Could you rewrite the stretch of the listing from the line containing "contact KM1-b (latch" through the line containing "contact KS1 (X-head", replacing "wire" with "conductor", keeping everything else unchanged and giving only those lines?

=== Data excerpts ===

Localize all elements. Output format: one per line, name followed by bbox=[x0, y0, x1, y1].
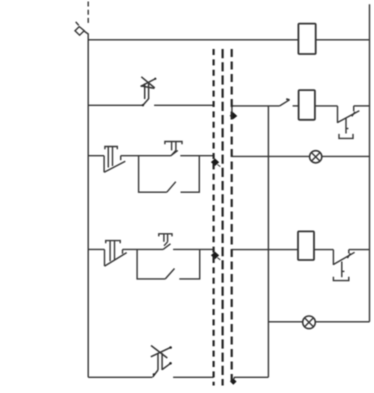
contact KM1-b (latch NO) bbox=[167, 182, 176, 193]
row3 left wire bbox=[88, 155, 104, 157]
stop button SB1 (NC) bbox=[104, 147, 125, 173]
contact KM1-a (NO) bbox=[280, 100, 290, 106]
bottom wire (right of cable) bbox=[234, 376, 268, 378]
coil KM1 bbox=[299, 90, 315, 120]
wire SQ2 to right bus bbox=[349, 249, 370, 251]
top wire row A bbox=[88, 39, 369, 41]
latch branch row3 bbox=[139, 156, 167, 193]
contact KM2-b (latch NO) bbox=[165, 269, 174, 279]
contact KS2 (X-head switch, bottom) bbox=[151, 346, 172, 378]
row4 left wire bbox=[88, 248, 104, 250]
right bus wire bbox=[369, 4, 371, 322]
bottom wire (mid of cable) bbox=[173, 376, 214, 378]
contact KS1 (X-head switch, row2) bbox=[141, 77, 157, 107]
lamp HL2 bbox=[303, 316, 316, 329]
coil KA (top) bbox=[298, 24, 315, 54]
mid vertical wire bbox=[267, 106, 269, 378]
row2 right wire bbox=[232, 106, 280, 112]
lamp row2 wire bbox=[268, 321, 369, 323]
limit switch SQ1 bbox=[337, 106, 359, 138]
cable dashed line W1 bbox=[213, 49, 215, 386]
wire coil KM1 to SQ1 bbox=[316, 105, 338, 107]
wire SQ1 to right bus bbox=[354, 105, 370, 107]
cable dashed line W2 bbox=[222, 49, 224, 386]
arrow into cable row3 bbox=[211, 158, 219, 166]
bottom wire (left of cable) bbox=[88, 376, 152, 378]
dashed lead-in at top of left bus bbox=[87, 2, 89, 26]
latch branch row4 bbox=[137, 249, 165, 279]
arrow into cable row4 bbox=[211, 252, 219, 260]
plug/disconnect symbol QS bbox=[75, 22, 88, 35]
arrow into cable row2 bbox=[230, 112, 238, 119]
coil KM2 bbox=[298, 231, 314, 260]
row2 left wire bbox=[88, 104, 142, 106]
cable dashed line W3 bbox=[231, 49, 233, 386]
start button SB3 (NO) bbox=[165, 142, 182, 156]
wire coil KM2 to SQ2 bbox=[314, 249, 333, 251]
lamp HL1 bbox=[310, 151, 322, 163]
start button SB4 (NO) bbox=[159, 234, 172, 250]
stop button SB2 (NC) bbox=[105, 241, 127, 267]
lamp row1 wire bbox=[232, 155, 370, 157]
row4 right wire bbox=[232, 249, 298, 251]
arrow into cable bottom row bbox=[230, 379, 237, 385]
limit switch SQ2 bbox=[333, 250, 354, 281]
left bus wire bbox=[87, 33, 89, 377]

===
=== Data excerpts ===

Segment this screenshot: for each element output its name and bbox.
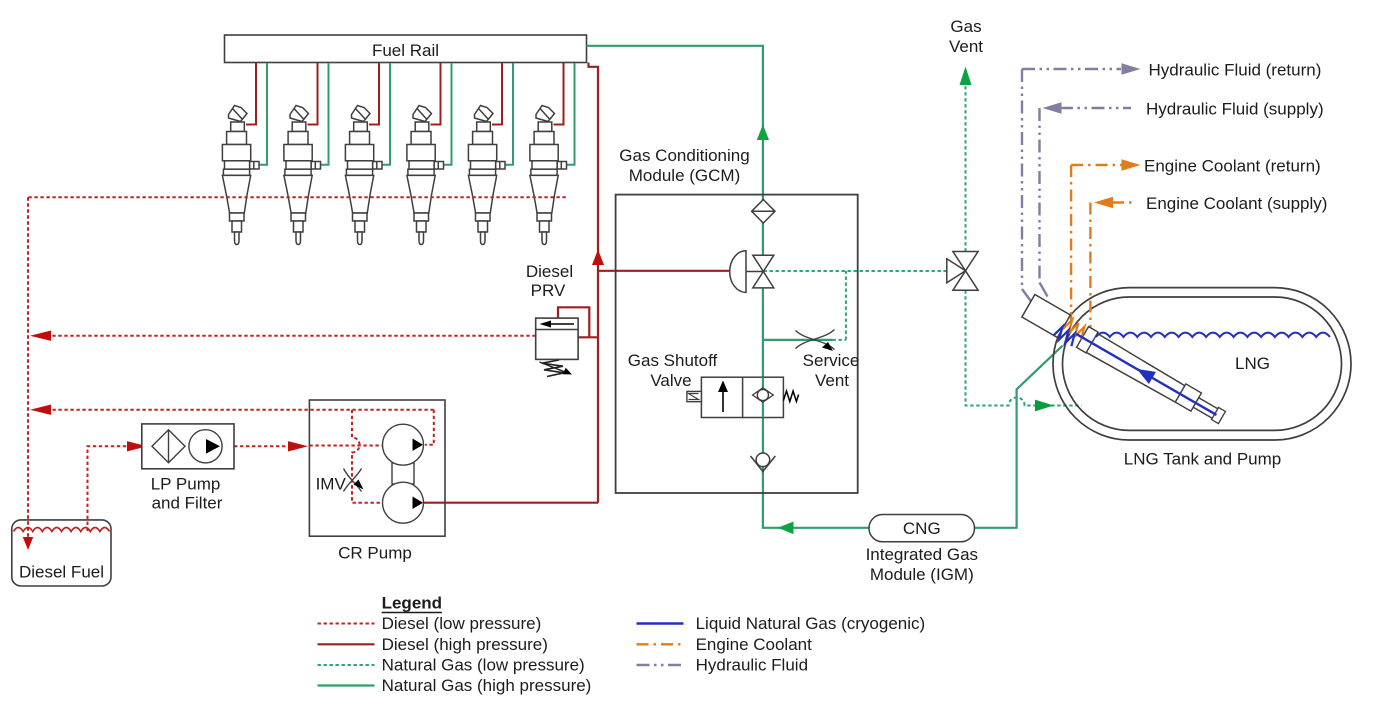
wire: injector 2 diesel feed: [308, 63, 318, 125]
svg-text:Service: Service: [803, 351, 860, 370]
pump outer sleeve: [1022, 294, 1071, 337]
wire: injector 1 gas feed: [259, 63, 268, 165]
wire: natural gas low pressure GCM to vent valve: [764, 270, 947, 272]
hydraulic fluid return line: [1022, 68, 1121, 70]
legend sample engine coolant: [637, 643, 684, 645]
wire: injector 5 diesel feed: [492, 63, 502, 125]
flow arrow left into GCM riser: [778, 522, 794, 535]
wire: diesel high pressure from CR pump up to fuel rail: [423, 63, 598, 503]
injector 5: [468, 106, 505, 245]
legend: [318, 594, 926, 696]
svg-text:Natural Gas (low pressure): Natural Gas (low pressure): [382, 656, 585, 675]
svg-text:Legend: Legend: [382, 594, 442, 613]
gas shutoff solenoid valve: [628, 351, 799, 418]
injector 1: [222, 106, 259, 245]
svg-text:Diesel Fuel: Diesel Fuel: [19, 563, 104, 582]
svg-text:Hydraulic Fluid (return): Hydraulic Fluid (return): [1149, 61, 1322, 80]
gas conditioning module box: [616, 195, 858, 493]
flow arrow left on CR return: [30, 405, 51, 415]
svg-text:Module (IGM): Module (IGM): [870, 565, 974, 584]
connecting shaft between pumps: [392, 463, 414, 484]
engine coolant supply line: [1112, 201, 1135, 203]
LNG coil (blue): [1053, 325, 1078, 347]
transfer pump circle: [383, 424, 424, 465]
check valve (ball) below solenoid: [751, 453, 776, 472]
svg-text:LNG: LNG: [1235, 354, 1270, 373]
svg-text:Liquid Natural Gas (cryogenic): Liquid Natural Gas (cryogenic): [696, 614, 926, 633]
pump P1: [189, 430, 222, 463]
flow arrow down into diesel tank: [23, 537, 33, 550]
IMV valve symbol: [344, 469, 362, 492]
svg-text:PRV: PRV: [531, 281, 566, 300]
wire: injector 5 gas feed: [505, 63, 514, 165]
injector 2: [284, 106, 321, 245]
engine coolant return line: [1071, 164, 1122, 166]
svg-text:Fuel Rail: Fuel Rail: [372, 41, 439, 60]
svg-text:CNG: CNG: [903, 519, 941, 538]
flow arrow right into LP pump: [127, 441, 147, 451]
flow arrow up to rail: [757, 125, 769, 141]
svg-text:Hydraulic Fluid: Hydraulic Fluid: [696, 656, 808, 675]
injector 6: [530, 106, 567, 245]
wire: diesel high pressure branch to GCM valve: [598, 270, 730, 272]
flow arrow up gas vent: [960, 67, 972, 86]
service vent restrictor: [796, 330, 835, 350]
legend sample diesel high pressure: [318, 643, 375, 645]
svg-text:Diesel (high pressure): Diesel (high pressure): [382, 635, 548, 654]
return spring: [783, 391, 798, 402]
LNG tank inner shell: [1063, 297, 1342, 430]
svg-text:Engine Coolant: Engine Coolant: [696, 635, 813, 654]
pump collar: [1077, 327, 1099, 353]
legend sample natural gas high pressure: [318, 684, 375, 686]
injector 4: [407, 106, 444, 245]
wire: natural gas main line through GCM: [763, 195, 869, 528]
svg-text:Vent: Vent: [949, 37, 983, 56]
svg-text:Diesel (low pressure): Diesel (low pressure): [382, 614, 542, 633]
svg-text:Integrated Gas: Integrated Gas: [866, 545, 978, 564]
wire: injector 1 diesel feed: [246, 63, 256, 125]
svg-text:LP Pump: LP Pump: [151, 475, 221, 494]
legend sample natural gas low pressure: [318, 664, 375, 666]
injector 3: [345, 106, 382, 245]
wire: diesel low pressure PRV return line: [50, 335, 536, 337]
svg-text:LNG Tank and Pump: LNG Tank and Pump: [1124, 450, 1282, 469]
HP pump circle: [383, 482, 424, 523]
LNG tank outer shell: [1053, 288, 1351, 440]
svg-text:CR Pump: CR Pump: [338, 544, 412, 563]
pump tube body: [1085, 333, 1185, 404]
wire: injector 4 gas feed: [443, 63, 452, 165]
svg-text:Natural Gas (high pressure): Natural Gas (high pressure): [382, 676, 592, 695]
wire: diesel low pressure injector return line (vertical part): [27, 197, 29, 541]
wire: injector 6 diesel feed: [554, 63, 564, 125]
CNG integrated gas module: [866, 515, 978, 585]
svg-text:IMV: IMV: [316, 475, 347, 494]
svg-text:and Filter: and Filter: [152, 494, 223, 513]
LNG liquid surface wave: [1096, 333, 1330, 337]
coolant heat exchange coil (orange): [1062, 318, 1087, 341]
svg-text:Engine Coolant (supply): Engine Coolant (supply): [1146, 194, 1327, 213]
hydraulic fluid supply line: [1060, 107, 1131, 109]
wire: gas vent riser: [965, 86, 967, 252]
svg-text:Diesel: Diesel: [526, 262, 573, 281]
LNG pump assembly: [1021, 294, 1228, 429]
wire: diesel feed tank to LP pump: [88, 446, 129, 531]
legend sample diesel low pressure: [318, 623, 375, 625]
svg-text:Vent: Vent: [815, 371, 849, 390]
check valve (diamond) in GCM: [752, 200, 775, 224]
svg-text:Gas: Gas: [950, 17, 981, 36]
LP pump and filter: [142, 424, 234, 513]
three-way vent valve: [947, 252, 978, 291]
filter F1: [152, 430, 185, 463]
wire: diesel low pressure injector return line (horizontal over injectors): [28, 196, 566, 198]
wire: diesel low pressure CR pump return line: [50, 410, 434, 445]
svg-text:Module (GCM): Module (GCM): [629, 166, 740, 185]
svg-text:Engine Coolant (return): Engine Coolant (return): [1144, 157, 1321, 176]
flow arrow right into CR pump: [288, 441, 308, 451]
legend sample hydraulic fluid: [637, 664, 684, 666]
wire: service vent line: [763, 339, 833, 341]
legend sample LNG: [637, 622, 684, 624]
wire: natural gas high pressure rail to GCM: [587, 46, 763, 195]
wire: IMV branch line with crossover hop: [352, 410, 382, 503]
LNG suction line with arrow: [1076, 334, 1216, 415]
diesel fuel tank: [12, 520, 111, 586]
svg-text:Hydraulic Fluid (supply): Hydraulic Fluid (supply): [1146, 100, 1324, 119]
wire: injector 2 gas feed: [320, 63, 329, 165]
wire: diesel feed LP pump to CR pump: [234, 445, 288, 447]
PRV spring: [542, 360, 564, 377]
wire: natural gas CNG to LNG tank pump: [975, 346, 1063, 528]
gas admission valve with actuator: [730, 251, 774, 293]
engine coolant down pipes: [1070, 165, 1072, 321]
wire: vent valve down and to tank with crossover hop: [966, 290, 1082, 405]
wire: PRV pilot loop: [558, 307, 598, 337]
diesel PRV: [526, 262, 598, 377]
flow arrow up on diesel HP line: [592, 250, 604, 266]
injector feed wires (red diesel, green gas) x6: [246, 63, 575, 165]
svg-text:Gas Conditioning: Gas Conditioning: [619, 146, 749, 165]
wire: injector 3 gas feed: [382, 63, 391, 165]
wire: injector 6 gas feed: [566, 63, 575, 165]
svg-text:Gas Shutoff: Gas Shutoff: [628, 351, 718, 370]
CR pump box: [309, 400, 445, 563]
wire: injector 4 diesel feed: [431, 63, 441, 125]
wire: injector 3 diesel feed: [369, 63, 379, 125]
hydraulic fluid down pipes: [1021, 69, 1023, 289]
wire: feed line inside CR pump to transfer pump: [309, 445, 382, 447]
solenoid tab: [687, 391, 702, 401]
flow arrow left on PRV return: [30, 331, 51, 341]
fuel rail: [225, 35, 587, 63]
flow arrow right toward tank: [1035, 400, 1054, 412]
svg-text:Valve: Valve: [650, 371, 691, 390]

===

• _Task answer_
contact KM1-b (latch NO) bbox=[167, 182, 176, 193]
row3 left conductor bbox=[88, 155, 104, 157]
stop button SB1 (NC) bbox=[104, 147, 125, 173]
contact KM1-a (NO) bbox=[280, 100, 290, 106]
bottom conductor (right of cable) bbox=[234, 376, 268, 378]
coil KM1 bbox=[299, 90, 315, 120]
conductor SQ2 to right bus bbox=[349, 249, 370, 251]
top conductor row A bbox=[88, 39, 369, 41]
latch branch row3 bbox=[139, 156, 167, 193]
contact KM2-b (latch NO) bbox=[165, 269, 174, 279]
contact KS2 (X-head switch, bottom) bbox=[151, 346, 172, 378]
row4 left conductor bbox=[88, 248, 104, 250]
right bus conductor bbox=[369, 4, 371, 322]
bottom conductor (mid of cable) bbox=[173, 376, 214, 378]
contact KS1 (X-head switch, row2) bbox=[141, 77, 157, 107]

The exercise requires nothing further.